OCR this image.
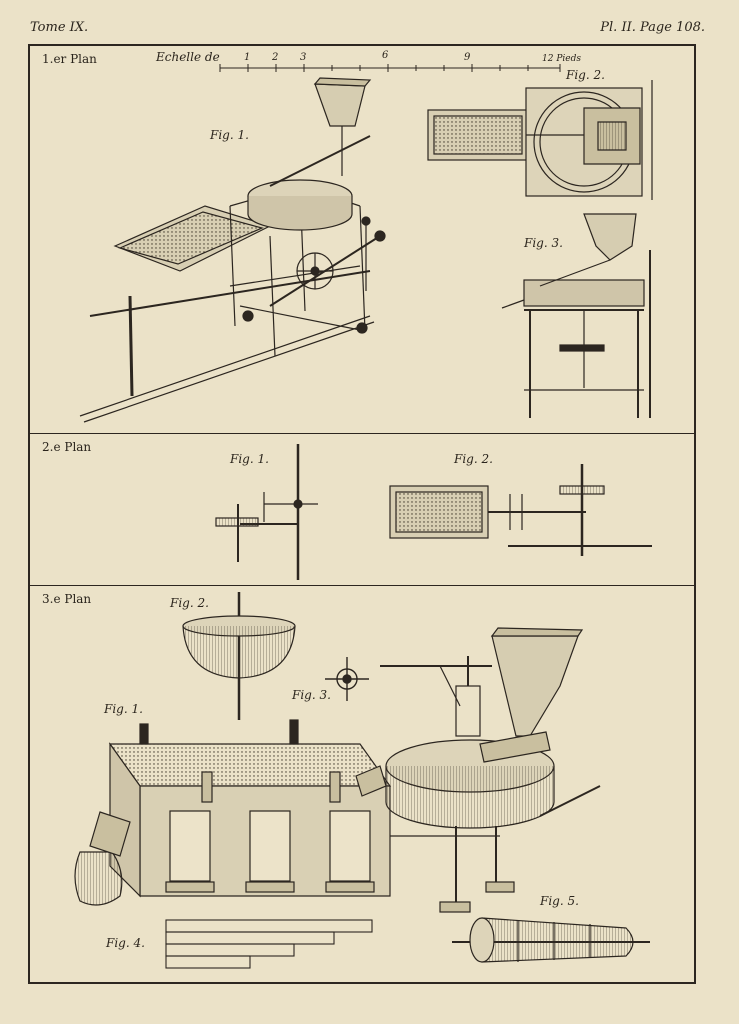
Tome IX.	Pl. II. Page 108.
1.er Plan	Echelle de 1 2 3	6	9	12 Pieds
Fig. 1.
Fig. 2.
Fig. 3.
2.e Plan
Fig. 1.	Fig. 2.
3.e Plan	Fig. 2.
Fig. 3.
Fig. 1.
Fig. 4.
Fig. 5.
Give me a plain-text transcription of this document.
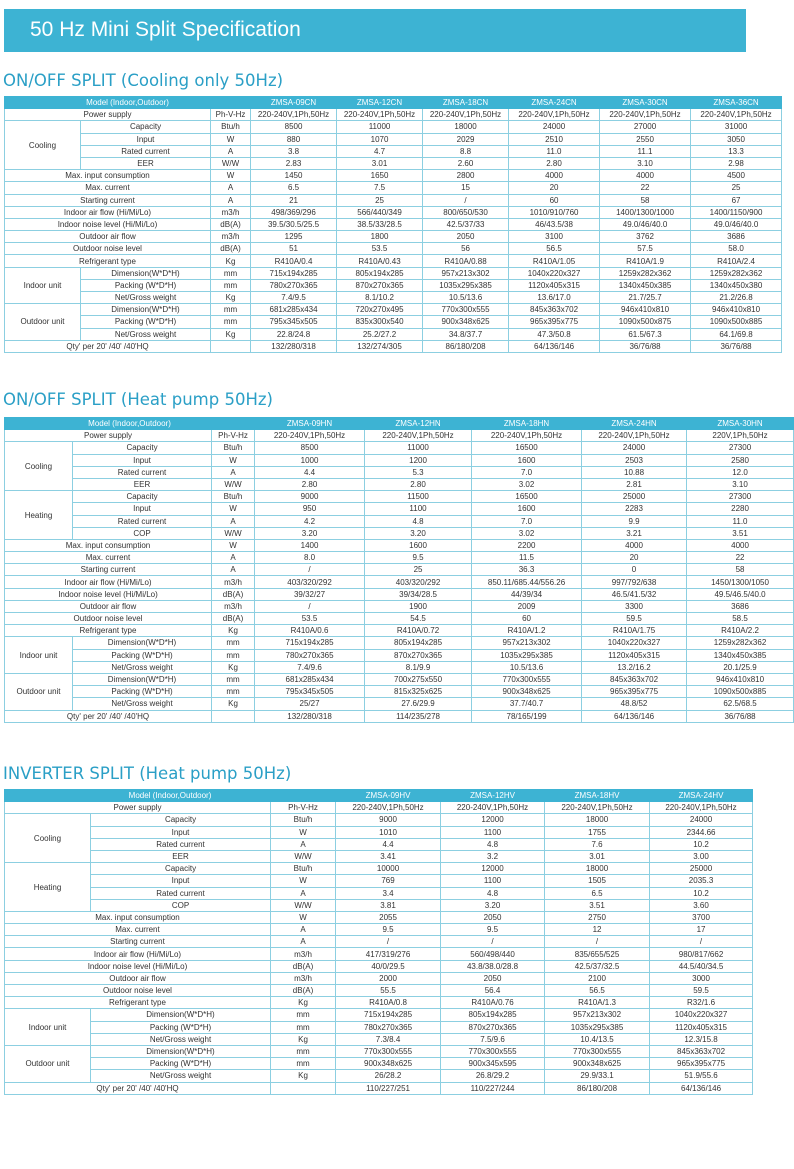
50 Hz Mini Split Specification
ON/OFF SPLIT (Cooling only 50Hz)
Model (Indoor,Outdoor)			ZMSA-09CN	ZMSA-12CN	ZMSA-18CN	ZMSA-24CN	ZMSA-30CN	ZMSA-36CN
Power supply		Ph-V-Hz	220-240V,1Ph,50Hz	220-240V,1Ph,50Hz	220-240V,1Ph,50Hz	220-240V,1Ph,50Hz	220-240V,1Ph,50Hz	220-240V,1Ph,50Hz
Cooling	Capacity	Btu/h	8500	11000	18000	24000	27000	31000
	Input	W	880	1070	2029	2510	2550	3050
	Rated current	A	3.8	4.7	8.8	11.0	11.1	13.3
	EER	W/W	2.83	3.01	2.60	2.80	3.10	2.98
Max. input consumption		W	1450	1650	2800	4000	4000	4500
Max. current		A	6.5	7.5	15	20	22	25
Starting current		A	21	25	/	60	58	67
Indoor air flow (Hi/Mi/Lo)		m3/h	498/369/296	566/440/349	800/650/530	1010/910/760	1400/1300/1000	1400/1150/900
Indoor noise level (Hi/Mi/Lo)		dB(A)	39.5/30.5/25.5	38.5/33/28.5	42.5/37/33	46/43.5/38	49.0/46/40.0	49.0/46/40.0
Outdoor air flow		m3/h	1295	1800	2050	3100	3762	3686
Outdoor noise level		dB(A)	51	53.5	56	56.5	57.5	58.0
Refrigerant type		Kg	R410A/0.4	R410A/0.43	R410A/0.88	R410A/1.05	R410A/1.9	R410A/2.4
Indoor unit	Dimension(W*D*H)	mm	715x194x285	805x194x285	957x213x302	1040x220x327	1259x282x362	1259x282x362
	Packing (W*D*H)	mm	780x270x365	870x270x365	1035x295x385	1120x405x315	1340x450x385	1340x450x380
	Net/Gross weight	Kg	7.4/9.5	8.1/10.2	10.5/13.6	13.6/17.0	21.7/25.7	21.2/26.8
Outdoor unit	Dimension(W*D*H)	mm	681x285x434	720x270x495	770x300x555	845x363x702	946x410x810	946x410x810
	Packing (W*D*H)	mm	795x345x505	835x300x540	900x348x625	965x395x775	1090x500x875	1090x500x885
	Net/Gross weight	Kg	22.8/24.8	25.2/27.2	34.8/37.7	47.3/50.8	61.5/67.3	64.1/69.8
Qty' per 20' /40' /40'HQ			132/280/318	132/274/305	86/180/208	64/136/146	36/76/88	36/76/88
ON/OFF SPLIT (Heat pump 50Hz)
Model (Indoor,Outdoor)			ZMSA-09HN	ZMSA-12HN	ZMSA-18HN	ZMSA-24HN	ZMSA-30HN
Power supply		Ph-V-Hz	220-240V,1Ph,50Hz	220-240V,1Ph,50Hz	220-240V,1Ph,50Hz	220-240V,1Ph,50Hz	220V,1Ph,50Hz
Cooling	Capacity	Btu/h	8500	11000	16500	24000	27300
	Input	W	1000	1200	1600	2503	2580
	Rated current	A	4.4	5.3	7.0	10.88	12.0
	EER	W/W	2.80	2.80	3.02	2.81	3.10
Heating	Capacity	Btu/h	9000	11500	16500	25000	27300
	Input	W	950	1100	1600	2283	2280
	Rated current	A	4.2	4.8	7.0	9.9	11.0
	COP	W/W	3.20	3.20	3.02	3.21	3.51
Max. input consumption		W	1400	1600	2200	4000	4000
Max. current		A	8.0	9.5	11.5	20	22
Starting current		A	/	25	36.3	0	58
Indoor air flow (Hi/Mi/Lo)		m3/h	403/320/292	403/320/292	850.11/685.44/556.26	997/792/638	1450/1300/1050
Indoor noise level (Hi/Mi/Lo)		dB(A)	39/32/27	39/34/28.5	44/39/34	46.5/41.5/32	49.5/46.5/40.0
Outdoor air flow		m3/h	/	1900	2009	3300	3686
Outdoor noise level		dB(A)	53.5	54.5	60	59.5	58.5
Refrigerant type		Kg	R410A/0.6	R410A/0.72	R410A/1.2	R410A/1.75	R410A/2.2
Indoor unit	Dimension(W*D*H)	mm	715x194x285	805x194x285	957x213x302	1040x220x327	1259x282x362
	Packing (W*D*H)	mm	780x270x365	870x270x365	1035x295x385	1120x405x315	1340x450x385
	Net/Gross weight	Kg	7.4/9.6	8.1/9.9	10.5/13.6	13.2/16.2	20.1/25.9
Outdoor unit	Dimension(W*D*H)	mm	681x285x434	700x275x550	770x300x555	845x363x702	946x410x810
	Packing (W*D*H)	mm	795x345x505	815x325x625	900x348x625	965x395x775	1090x500x885
	Net/Gross weight	Kg	25/27	27.6/29.9	37.7/40.7	48.8/52	62.5/68.5
Qty' per 20' /40' /40'HQ			132/280/318	114/235/278	78/165/199	64/136/146	36/76/88
INVERTER SPLIT (Heat pump 50Hz)
Model (Indoor,Outdoor)			ZMSA-09HV	ZMSA-12HV	ZMSA-18HV	ZMSA-24HV
Power supply		Ph-V-Hz	220-240V,1Ph,50Hz	220-240V,1Ph,50Hz	220-240V,1Ph,50Hz	220-240V,1Ph,50Hz
Cooling	Capacity	Btu/h	9000	12000	18000	24000
	Input	W	1010	1100	1755	2344.66
	Rated current	A	4.4	4.8	7.6	10.2
	EER	W/W	3.41	3.2	3.01	3.00
Heating	Capacity	Btu/h	10000	12000	18000	25000
	Input	W	769	1100	1505	2035.3
	Rated current	A	3.4	4.8	6.5	10.2
	COP	W/W	3.81	3.20	3.51	3.60
Max. input consumption		W	2055	2050	2750	3700
Max. current		A	9.5	9.5	12	17
Starting current		A	/	/	/	/
Indoor air flow (Hi/Mi/Lo)		m3/h	417/319/276	560/498/440	835/655/525	980/817/662
Indoor noise level (Hi/Mi/Lo)		dB(A)	40/0/29.5	43.8/38.0/28.8	42.5/37/32.5	44.5/40/34.5
Outdoor air flow		m3/h	2000	2050	2100	3000
Outdoor noise level		dB(A)	55.5	56.4	56.5	59.5
Refrigerant type		Kg	R410A/0.8	R410A/0.76	R410A/1.3	R32/1.6
Indoor unit	Dimension(W*D*H)	mm	715x194x285	805x194x285	957x213x302	1040x220x327
	Packing (W*D*H)	mm	780x270x365	870x270x365	1035x295x385	1120x405x315
	Net/Gross weight	Kg	7.3/8.4	7.5/9.6	10.4/13.5	12.3/15.8
Outdoor unit	Dimension(W*D*H)	mm	770x300x555	770x300x555	770x300x555	845x363x702
	Packing (W*D*H)	mm	900x348x625	900x345x595	900x348x625	965x395x775
	Net/Gross weight	Kg	26/28.2	26.8/29.2	29.9/33.1	51.9/55.6
Qty' per 20' /40' /40'HQ			110/227/251	110/227/244	86/180/208	64/136/146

• **Written request**:
Omit the pictures, then output the rest of the listing exactly.

• **Full output**:
OCR this image.
Tome IX.	Pl. II. Page 108.
1.er Plan	Echelle de 1 2 3	6	9	12 Pieds
Fig. 1.
Fig. 2.
Fig. 3.
2.e Plan
Fig. 1.	Fig. 2.
3.e Plan	Fig. 2.
Fig. 3.
Fig. 1.
Fig. 4.
Fig. 5.
Give me a plain-text transcription of this document.
50 Hz Mini Split Specification
ON/OFF SPLIT (Cooling only 50Hz)
Model (Indoor,Outdoor)			ZMSA-09CN	ZMSA-12CN	ZMSA-18CN	ZMSA-24CN	ZMSA-30CN	ZMSA-36CN
Power supply		Ph-V-Hz	220-240V,1Ph,50Hz	220-240V,1Ph,50Hz	220-240V,1Ph,50Hz	220-240V,1Ph,50Hz	220-240V,1Ph,50Hz	220-240V,1Ph,50Hz
Cooling	Capacity	Btu/h	8500	11000	18000	24000	27000	31000
	Input	W	880	1070	2029	2510	2550	3050
	Rated current	A	3.8	4.7	8.8	11.0	11.1	13.3
	EER	W/W	2.83	3.01	2.60	2.80	3.10	2.98
Max. input consumption		W	1450	1650	2800	4000	4000	4500
Max. current		A	6.5	7.5	15	20	22	25
Starting current		A	21	25	/	60	58	67
Indoor air flow (Hi/Mi/Lo)		m3/h	498/369/296	566/440/349	800/650/530	1010/910/760	1400/1300/1000	1400/1150/900
Indoor noise level (Hi/Mi/Lo)		dB(A)	39.5/30.5/25.5	38.5/33/28.5	42.5/37/33	46/43.5/38	49.0/46/40.0	49.0/46/40.0
Outdoor air flow		m3/h	1295	1800	2050	3100	3762	3686
Outdoor noise level		dB(A)	51	53.5	56	56.5	57.5	58.0
Refrigerant type		Kg	R410A/0.4	R410A/0.43	R410A/0.88	R410A/1.05	R410A/1.9	R410A/2.4
Indoor unit	Dimension(W*D*H)	mm	715x194x285	805x194x285	957x213x302	1040x220x327	1259x282x362	1259x282x362
	Packing (W*D*H)	mm	780x270x365	870x270x365	1035x295x385	1120x405x315	1340x450x385	1340x450x380
	Net/Gross weight	Kg	7.4/9.5	8.1/10.2	10.5/13.6	13.6/17.0	21.7/25.7	21.2/26.8
Outdoor unit	Dimension(W*D*H)	mm	681x285x434	720x270x495	770x300x555	845x363x702	946x410x810	946x410x810
	Packing (W*D*H)	mm	795x345x505	835x300x540	900x348x625	965x395x775	1090x500x875	1090x500x885
	Net/Gross weight	Kg	22.8/24.8	25.2/27.2	34.8/37.7	47.3/50.8	61.5/67.3	64.1/69.8
Qty' per 20' /40' /40'HQ			132/280/318	132/274/305	86/180/208	64/136/146	36/76/88	36/76/88
ON/OFF SPLIT (Heat pump 50Hz)
Model (Indoor,Outdoor)			ZMSA-09HN	ZMSA-12HN	ZMSA-18HN	ZMSA-24HN	ZMSA-30HN
Power supply		Ph-V-Hz	220-240V,1Ph,50Hz	220-240V,1Ph,50Hz	220-240V,1Ph,50Hz	220-240V,1Ph,50Hz	220V,1Ph,50Hz
Cooling	Capacity	Btu/h	8500	11000	16500	24000	27300
	Input	W	1000	1200	1600	2503	2580
	Rated current	A	4.4	5.3	7.0	10.88	12.0
	EER	W/W	2.80	2.80	3.02	2.81	3.10
Heating	Capacity	Btu/h	9000	11500	16500	25000	27300
	Input	W	950	1100	1600	2283	2280
	Rated current	A	4.2	4.8	7.0	9.9	11.0
	COP	W/W	3.20	3.20	3.02	3.21	3.51
Max. input consumption		W	1400	1600	2200	4000	4000
Max. current		A	8.0	9.5	11.5	20	22
Starting current		A	/	25	36.3	0	58
Indoor air flow (Hi/Mi/Lo)		m3/h	403/320/292	403/320/292	850.11/685.44/556.26	997/792/638	1450/1300/1050
Indoor noise level (Hi/Mi/Lo)		dB(A)	39/32/27	39/34/28.5	44/39/34	46.5/41.5/32	49.5/46.5/40.0
Outdoor air flow		m3/h	/	1900	2009	3300	3686
Outdoor noise level		dB(A)	53.5	54.5	60	59.5	58.5
Refrigerant type		Kg	R410A/0.6	R410A/0.72	R410A/1.2	R410A/1.75	R410A/2.2
Indoor unit	Dimension(W*D*H)	mm	715x194x285	805x194x285	957x213x302	1040x220x327	1259x282x362
	Packing (W*D*H)	mm	780x270x365	870x270x365	1035x295x385	1120x405x315	1340x450x385
	Net/Gross weight	Kg	7.4/9.6	8.1/9.9	10.5/13.6	13.2/16.2	20.1/25.9
Outdoor unit	Dimension(W*D*H)	mm	681x285x434	700x275x550	770x300x555	845x363x702	946x410x810
	Packing (W*D*H)	mm	795x345x505	815x325x625	900x348x625	965x395x775	1090x500x885
	Net/Gross weight	Kg	25/27	27.6/29.9	37.7/40.7	48.8/52	62.5/68.5
Qty' per 20' /40' /40'HQ			132/280/318	114/235/278	78/165/199	64/136/146	36/76/88
INVERTER SPLIT (Heat pump 50Hz)
Model (Indoor,Outdoor)			ZMSA-09HV	ZMSA-12HV	ZMSA-18HV	ZMSA-24HV
Power supply		Ph-V-Hz	220-240V,1Ph,50Hz	220-240V,1Ph,50Hz	220-240V,1Ph,50Hz	220-240V,1Ph,50Hz
Cooling	Capacity	Btu/h	9000	12000	18000	24000
	Input	W	1010	1100	1755	2344.66
	Rated current	A	4.4	4.8	7.6	10.2
	EER	W/W	3.41	3.2	3.01	3.00
Heating	Capacity	Btu/h	10000	12000	18000	25000
	Input	W	769	1100	1505	2035.3
	Rated current	A	3.4	4.8	6.5	10.2
	COP	W/W	3.81	3.20	3.51	3.60
Max. input consumption		W	2055	2050	2750	3700
Max. current		A	9.5	9.5	12	17
Starting current		A	/	/	/	/
Indoor air flow (Hi/Mi/Lo)		m3/h	417/319/276	560/498/440	835/655/525	980/817/662
Indoor noise level (Hi/Mi/Lo)		dB(A)	40/0/29.5	43.8/38.0/28.8	42.5/37/32.5	44.5/40/34.5
Outdoor air flow		m3/h	2000	2050	2100	3000
Outdoor noise level		dB(A)	55.5	56.4	56.5	59.5
Refrigerant type		Kg	R410A/0.8	R410A/0.76	R410A/1.3	R32/1.6
Indoor unit	Dimension(W*D*H)	mm	715x194x285	805x194x285	957x213x302	1040x220x327
	Packing (W*D*H)	mm	780x270x365	870x270x365	1035x295x385	1120x405x315
	Net/Gross weight	Kg	7.3/8.4	7.5/9.6	10.4/13.5	12.3/15.8
Outdoor unit	Dimension(W*D*H)	mm	770x300x555	770x300x555	770x300x555	845x363x702
	Packing (W*D*H)	mm	900x348x625	900x345x595	900x348x625	965x395x775
	Net/Gross weight	Kg	26/28.2	26.8/29.2	29.9/33.1	51.9/55.6
Qty' per 20' /40' /40'HQ			110/227/251	110/227/244	86/180/208	64/136/146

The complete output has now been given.